A run of records:
────────

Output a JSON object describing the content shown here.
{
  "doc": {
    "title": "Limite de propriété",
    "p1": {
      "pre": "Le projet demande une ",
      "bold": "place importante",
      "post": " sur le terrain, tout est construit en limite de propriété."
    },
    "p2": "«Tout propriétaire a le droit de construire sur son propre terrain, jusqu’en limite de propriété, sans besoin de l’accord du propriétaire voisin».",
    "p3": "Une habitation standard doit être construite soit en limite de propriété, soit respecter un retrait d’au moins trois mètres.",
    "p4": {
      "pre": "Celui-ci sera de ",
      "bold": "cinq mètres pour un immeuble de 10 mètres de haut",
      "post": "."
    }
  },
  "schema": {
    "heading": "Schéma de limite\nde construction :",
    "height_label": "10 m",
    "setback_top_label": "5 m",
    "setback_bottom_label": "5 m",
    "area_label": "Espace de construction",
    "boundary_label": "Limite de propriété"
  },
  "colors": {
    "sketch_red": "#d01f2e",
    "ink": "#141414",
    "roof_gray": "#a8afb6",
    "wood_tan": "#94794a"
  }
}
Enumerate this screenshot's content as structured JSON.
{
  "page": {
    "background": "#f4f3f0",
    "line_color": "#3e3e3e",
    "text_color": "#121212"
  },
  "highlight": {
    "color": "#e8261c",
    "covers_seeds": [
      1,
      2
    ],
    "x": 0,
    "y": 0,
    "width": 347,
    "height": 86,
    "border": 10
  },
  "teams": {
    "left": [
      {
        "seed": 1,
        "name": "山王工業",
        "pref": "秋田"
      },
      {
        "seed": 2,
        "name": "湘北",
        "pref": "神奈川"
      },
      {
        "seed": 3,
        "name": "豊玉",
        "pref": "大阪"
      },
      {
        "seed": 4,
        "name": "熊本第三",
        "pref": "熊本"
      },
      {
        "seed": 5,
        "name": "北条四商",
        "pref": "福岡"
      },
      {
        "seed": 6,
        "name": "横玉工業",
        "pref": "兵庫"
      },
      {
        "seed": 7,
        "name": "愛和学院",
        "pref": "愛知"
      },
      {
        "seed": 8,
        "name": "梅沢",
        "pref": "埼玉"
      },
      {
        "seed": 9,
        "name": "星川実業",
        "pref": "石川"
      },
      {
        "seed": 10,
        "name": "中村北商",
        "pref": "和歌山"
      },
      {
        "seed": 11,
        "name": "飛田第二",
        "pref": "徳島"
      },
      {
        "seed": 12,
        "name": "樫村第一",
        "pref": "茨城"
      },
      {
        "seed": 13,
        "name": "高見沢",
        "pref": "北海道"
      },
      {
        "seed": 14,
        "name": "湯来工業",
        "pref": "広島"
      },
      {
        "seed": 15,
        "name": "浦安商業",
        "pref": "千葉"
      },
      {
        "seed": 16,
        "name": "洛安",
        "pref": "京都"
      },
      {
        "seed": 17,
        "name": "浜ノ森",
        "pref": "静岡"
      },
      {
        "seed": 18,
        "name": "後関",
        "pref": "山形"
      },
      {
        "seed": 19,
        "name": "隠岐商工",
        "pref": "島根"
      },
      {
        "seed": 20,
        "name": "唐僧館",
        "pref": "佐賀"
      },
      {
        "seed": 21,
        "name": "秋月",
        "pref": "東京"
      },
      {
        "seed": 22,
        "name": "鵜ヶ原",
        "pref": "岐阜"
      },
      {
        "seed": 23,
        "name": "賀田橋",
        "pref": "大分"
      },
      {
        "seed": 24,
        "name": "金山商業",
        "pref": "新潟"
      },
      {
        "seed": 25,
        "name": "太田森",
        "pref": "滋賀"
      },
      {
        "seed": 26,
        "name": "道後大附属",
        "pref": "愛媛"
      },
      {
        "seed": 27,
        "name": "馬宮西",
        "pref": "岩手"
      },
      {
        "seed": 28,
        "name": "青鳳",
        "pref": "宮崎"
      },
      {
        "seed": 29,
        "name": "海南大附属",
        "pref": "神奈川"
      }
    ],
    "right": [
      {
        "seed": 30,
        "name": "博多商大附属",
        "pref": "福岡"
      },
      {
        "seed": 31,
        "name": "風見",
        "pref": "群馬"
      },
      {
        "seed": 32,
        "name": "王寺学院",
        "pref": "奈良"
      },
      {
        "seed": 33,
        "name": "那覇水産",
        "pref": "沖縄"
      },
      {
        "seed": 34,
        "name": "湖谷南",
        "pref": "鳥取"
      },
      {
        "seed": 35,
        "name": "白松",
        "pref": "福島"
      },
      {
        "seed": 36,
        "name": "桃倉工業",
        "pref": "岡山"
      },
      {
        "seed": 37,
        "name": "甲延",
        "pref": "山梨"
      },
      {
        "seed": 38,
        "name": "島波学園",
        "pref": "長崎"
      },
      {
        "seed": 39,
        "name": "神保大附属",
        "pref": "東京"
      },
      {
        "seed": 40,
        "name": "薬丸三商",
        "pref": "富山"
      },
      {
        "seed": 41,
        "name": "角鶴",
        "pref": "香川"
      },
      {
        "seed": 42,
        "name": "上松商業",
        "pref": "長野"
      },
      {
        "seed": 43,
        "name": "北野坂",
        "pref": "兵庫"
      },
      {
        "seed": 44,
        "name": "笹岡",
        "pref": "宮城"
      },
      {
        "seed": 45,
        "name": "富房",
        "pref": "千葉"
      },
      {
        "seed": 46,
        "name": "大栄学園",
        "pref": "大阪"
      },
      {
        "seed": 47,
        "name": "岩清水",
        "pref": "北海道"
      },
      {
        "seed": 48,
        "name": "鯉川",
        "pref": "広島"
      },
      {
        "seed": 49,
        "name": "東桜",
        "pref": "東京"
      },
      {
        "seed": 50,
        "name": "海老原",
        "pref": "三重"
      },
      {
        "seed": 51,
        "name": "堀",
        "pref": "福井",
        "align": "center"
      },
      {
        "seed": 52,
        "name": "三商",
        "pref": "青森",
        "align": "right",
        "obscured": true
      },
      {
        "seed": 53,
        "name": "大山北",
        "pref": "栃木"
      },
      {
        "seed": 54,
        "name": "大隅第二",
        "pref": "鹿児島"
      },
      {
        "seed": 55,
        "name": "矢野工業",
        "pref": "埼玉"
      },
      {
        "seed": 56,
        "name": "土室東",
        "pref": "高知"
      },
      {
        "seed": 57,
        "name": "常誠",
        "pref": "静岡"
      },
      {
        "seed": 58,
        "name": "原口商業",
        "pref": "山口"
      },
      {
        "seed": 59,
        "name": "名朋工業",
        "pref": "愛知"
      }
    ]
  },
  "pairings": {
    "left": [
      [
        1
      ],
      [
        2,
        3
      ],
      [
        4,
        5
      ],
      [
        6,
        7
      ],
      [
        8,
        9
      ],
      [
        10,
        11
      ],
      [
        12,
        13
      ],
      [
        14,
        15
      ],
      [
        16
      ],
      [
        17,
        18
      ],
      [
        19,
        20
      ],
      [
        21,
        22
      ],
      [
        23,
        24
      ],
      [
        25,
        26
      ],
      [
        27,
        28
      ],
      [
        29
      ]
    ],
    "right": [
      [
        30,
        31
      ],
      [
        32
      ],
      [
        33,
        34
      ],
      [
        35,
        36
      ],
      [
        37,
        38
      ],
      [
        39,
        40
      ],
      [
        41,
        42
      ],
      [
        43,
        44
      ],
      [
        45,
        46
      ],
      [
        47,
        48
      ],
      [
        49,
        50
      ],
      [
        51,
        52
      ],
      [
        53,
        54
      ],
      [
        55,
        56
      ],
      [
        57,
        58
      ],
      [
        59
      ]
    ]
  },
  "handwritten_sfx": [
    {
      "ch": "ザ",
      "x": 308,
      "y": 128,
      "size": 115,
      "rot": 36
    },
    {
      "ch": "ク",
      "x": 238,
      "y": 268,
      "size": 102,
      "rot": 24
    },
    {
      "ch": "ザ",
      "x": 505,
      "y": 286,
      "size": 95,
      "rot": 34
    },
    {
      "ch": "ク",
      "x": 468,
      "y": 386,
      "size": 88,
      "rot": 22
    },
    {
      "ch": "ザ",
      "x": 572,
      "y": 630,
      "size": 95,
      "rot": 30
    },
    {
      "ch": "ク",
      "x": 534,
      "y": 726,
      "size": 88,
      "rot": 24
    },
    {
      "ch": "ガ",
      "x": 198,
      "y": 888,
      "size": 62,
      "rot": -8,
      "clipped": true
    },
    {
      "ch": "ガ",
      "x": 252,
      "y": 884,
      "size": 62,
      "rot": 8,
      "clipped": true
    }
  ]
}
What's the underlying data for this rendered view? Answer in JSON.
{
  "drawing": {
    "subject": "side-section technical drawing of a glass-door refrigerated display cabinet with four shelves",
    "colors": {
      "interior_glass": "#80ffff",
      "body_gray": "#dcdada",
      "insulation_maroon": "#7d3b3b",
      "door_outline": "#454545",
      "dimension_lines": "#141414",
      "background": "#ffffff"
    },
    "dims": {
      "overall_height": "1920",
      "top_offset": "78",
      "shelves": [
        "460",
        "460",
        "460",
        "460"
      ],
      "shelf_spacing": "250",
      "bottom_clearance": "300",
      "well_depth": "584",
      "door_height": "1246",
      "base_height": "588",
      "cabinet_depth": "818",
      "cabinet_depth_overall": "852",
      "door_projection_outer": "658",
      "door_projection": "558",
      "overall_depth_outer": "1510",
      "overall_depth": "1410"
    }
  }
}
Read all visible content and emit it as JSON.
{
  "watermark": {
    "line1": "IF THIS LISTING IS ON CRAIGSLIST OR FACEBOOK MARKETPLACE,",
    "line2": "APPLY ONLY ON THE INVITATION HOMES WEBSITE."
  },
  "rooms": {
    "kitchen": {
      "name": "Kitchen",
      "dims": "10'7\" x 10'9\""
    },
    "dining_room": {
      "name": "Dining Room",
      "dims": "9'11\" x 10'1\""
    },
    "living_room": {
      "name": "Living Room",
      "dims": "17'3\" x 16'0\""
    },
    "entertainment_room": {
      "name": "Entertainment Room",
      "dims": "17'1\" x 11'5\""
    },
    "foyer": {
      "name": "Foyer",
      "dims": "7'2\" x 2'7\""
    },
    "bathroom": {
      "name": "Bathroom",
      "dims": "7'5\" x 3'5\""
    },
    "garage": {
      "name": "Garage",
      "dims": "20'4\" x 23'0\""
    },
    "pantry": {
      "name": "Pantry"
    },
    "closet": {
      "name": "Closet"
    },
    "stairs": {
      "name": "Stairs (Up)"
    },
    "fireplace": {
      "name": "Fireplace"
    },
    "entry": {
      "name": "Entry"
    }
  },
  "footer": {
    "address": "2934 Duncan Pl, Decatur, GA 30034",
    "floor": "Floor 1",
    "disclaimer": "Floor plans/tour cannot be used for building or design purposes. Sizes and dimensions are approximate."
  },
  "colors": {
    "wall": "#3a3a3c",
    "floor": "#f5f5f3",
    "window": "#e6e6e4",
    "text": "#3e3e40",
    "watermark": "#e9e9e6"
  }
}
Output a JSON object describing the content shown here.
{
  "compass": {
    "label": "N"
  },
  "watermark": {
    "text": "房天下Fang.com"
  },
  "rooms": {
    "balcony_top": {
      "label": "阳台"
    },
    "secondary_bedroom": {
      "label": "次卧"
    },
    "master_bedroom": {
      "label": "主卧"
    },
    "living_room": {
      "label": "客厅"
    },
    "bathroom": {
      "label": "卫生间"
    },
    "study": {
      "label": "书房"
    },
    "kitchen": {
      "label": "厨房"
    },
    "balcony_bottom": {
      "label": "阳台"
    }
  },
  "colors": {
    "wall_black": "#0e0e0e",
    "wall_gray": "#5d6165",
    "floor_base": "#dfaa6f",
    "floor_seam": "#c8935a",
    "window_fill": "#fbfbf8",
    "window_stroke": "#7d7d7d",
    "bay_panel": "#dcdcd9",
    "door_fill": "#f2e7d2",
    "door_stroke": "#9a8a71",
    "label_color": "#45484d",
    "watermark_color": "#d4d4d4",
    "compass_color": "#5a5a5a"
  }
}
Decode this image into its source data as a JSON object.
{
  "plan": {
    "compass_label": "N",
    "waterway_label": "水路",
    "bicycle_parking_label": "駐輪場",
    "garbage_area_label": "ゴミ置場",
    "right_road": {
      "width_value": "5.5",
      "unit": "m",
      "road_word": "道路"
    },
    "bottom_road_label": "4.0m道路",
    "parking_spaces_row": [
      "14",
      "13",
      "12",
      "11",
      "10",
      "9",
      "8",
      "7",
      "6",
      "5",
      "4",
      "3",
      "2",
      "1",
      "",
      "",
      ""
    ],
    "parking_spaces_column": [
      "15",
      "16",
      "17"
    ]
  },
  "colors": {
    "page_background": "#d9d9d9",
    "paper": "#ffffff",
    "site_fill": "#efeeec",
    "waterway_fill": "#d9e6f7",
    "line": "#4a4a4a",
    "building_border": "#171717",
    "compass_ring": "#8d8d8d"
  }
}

────────

▶ [Your objective]:
Gather each line from the listing above that holds "data".

▶ [Answer in full]:
What's the underlying data for this rendered view? Answer in JSON.
Decode this image into its source data as a JSON object.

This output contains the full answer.